CONSIGNE –
Rédigez la suite de l'extrait sur les lieux communs en rhétorique, en commençant juste après sa dernière phrase.

EXTRAIT DU DOCUMENT –
Les lieux les plus fréquemment utilisés sont appelés lieux communs,
poncifs, clichés, et peuvent devenir
moins percutants si leur emploi est trop systématique. Ils
s’adaptent à tout type d’argumentation. En réalité,
"commun" était à l’origine opposé à "spécifique",
type d’argument employé dans des discours bien précis : judiciaire,
épidictique, délibératif.

RELEVÉ DES DONNÉES –
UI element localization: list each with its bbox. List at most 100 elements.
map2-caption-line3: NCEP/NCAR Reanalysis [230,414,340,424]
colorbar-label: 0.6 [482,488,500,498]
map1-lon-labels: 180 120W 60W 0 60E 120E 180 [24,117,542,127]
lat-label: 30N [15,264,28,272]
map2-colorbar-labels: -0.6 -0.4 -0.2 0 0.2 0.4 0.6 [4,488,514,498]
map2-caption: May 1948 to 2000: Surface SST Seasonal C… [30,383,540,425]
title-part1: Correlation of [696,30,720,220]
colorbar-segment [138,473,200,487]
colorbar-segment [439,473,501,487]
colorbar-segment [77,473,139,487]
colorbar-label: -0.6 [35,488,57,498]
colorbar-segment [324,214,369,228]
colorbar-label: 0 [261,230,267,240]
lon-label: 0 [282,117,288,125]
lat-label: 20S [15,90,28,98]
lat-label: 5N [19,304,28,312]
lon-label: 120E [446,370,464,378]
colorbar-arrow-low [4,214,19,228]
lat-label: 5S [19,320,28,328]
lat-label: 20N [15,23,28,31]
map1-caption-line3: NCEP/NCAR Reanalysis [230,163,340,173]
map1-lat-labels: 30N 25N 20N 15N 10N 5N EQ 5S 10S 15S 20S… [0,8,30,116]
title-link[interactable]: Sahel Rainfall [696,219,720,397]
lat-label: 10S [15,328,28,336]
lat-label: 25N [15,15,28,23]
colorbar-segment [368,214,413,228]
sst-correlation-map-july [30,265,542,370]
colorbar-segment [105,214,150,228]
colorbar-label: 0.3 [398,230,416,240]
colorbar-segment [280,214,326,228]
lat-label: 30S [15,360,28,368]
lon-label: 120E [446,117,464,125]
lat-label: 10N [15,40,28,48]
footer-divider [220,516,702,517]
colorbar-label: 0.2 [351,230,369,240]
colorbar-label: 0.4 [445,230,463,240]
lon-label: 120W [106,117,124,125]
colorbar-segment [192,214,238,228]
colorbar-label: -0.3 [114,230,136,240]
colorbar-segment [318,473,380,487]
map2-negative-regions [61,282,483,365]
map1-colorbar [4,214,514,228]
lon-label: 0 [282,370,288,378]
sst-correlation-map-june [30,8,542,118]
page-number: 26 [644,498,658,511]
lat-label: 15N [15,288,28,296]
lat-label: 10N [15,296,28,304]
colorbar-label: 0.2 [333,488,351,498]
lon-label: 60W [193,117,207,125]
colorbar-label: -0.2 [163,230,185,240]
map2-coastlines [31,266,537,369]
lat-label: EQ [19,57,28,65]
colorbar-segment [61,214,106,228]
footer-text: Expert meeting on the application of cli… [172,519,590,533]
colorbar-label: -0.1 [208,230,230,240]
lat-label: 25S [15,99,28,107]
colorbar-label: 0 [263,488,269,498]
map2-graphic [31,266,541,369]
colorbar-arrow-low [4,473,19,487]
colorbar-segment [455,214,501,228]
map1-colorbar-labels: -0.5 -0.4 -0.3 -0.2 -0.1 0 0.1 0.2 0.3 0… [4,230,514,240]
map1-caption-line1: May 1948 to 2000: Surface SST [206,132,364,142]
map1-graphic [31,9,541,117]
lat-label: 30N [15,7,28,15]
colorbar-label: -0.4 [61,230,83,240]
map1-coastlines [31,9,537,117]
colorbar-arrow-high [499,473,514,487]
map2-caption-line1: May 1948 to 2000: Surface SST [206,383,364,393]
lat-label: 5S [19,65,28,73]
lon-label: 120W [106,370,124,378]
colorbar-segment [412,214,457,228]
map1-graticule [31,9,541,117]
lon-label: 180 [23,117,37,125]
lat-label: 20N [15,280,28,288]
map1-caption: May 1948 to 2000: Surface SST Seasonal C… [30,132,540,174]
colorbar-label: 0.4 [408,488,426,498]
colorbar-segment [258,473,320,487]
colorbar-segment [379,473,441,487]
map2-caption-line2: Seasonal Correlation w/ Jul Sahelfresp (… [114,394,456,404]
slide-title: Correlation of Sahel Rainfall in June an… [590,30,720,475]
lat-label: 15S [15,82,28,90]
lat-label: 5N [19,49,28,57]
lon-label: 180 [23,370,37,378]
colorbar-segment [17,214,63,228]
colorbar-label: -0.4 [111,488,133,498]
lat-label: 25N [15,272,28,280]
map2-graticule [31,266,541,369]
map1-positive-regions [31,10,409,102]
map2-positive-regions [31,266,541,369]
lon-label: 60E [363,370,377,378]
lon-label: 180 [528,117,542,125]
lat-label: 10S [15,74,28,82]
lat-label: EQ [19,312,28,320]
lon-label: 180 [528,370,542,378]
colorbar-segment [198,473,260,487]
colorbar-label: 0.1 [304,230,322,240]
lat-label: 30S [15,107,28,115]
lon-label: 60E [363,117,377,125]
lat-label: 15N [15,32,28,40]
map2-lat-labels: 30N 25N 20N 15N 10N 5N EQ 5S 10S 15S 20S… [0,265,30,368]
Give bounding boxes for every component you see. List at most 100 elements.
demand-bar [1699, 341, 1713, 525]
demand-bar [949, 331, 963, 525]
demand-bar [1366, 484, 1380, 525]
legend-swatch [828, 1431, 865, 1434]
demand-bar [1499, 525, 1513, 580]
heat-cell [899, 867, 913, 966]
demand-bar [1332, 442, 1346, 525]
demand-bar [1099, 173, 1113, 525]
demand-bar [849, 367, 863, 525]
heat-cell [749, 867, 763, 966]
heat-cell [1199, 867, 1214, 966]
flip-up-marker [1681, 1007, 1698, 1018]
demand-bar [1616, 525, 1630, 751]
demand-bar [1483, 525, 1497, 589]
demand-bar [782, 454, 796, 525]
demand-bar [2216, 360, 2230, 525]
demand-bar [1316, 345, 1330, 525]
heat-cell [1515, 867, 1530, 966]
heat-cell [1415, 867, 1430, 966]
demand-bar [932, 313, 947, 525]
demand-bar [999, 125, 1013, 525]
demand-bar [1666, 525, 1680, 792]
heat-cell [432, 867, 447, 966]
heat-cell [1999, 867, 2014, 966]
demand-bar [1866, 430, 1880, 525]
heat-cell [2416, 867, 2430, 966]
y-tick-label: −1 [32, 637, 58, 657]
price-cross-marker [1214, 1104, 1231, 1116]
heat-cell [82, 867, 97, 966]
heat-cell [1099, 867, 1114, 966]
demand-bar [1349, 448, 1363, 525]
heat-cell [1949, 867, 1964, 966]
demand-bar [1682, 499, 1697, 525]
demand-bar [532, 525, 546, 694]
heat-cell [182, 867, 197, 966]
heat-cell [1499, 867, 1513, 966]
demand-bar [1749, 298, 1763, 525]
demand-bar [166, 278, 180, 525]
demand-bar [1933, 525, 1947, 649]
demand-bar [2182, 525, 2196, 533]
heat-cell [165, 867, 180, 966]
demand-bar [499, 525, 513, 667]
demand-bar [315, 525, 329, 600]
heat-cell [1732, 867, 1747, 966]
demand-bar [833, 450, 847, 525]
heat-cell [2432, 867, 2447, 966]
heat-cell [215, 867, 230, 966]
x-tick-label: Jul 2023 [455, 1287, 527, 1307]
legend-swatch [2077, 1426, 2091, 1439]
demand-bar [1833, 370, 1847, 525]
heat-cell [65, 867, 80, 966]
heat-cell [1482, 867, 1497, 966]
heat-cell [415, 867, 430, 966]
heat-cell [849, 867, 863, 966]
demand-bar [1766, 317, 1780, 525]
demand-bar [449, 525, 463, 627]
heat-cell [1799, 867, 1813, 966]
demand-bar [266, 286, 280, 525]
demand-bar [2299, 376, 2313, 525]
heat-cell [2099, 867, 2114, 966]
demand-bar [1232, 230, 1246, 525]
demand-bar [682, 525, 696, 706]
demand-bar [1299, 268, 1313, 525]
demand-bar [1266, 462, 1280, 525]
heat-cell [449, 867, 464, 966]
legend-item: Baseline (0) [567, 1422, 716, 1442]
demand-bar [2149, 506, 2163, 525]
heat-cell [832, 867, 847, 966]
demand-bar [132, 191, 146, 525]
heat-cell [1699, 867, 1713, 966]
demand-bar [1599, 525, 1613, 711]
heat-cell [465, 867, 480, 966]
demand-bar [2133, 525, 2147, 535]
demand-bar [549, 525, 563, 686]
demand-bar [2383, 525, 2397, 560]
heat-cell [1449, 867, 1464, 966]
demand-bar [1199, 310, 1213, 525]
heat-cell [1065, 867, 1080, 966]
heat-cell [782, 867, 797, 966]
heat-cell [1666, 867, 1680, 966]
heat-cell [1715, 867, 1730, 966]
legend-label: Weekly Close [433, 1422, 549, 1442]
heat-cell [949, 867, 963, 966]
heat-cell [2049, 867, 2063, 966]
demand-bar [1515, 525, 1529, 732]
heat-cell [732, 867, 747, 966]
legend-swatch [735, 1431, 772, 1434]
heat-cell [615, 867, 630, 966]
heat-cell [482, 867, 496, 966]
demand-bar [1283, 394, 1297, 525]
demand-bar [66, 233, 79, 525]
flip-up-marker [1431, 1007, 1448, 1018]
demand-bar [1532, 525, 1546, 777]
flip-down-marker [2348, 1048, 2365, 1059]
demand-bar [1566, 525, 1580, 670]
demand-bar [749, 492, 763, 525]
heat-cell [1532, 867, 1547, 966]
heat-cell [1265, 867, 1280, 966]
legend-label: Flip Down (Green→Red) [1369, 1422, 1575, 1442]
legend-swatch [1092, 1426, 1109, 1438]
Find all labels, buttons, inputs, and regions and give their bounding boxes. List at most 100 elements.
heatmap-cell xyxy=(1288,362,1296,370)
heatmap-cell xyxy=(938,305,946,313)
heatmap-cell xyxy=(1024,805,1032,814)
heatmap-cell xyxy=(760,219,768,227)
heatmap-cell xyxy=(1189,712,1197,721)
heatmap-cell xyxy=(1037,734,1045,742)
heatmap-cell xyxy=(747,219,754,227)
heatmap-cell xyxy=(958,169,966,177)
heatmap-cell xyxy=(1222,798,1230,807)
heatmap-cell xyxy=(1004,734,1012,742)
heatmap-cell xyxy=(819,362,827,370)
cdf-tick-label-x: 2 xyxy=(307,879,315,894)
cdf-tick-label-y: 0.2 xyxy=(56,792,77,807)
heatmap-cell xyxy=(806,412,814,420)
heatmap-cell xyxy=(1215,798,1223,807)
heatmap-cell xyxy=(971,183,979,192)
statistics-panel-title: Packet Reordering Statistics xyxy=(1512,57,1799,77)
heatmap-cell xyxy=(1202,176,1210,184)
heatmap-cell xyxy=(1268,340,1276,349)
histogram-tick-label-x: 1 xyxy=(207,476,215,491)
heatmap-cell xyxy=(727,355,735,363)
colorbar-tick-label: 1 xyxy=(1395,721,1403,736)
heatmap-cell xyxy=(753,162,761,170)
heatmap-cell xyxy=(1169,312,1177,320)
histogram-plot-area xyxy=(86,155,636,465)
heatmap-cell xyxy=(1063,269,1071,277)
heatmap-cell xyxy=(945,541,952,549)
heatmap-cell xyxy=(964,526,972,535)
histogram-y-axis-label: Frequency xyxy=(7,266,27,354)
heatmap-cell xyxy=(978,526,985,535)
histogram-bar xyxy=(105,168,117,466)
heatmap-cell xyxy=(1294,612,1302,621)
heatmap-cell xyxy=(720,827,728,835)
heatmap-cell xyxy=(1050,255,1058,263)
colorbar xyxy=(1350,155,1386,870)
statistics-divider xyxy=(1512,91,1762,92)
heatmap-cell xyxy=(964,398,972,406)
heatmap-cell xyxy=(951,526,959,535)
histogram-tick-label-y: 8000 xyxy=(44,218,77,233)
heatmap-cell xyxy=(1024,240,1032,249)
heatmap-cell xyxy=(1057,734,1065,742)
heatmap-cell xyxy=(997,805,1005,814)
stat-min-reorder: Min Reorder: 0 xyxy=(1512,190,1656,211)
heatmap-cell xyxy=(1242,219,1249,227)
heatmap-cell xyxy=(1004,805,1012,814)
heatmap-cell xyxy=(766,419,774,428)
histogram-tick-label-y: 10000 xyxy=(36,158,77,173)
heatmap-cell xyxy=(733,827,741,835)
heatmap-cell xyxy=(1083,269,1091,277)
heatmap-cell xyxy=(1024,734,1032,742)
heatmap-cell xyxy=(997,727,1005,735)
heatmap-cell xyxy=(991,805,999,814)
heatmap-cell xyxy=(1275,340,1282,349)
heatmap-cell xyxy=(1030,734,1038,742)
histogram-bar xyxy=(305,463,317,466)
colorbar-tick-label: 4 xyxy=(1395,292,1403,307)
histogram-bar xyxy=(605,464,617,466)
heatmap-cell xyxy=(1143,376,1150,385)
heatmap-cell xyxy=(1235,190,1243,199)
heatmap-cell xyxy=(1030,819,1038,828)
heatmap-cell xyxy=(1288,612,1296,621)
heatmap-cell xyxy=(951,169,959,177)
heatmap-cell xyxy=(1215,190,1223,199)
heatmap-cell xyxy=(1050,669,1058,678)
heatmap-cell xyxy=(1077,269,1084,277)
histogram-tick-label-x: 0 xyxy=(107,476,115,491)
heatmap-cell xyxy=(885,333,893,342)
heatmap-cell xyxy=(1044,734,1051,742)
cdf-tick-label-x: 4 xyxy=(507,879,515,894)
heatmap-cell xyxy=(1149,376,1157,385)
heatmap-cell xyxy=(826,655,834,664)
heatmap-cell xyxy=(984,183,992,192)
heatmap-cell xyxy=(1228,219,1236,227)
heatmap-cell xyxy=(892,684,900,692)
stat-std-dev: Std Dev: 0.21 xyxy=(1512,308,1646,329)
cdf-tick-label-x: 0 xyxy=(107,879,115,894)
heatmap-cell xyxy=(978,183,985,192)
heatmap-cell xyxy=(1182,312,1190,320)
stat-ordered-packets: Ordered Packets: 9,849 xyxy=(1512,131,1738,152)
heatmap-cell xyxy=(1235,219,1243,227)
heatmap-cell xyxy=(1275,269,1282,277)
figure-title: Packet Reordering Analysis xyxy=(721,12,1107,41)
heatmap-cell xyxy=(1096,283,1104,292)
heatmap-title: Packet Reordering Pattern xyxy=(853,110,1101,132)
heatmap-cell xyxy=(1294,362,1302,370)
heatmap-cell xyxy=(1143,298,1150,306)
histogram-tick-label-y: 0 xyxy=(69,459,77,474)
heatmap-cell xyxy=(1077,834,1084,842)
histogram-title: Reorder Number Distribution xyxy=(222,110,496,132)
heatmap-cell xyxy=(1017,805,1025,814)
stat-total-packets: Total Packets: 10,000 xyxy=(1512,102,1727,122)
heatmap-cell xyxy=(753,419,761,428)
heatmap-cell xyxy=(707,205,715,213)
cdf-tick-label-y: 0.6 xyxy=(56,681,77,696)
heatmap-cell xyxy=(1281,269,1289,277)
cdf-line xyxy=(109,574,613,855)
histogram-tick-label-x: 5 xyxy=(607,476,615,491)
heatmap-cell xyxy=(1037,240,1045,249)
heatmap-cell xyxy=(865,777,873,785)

RÉPONSE RÉDIGÉE –
Des phrases courantes font aujourd’hui
partie de notre rhétorique quotidienne : "Qui peut le plus peut
le moins", "On n'a rien sans rien", "Nul n’est censé ignorer la
loi",... On conçoit
le danger qu'il y a à employer des mots forts trop fréquemment
: ainsi, le mot "dignité" a beaucoup perdu de sa valeur, et se vide
peu à peu de son sens. Tout le monde et n'importe qui lutte aujourd'hui
pour conserver (ou retrouver) sa dignité. Les
topiques doivent faire l'objet d'un choix judicieux (voire d'une inventivité
certaine) pour rendre le discours brillant.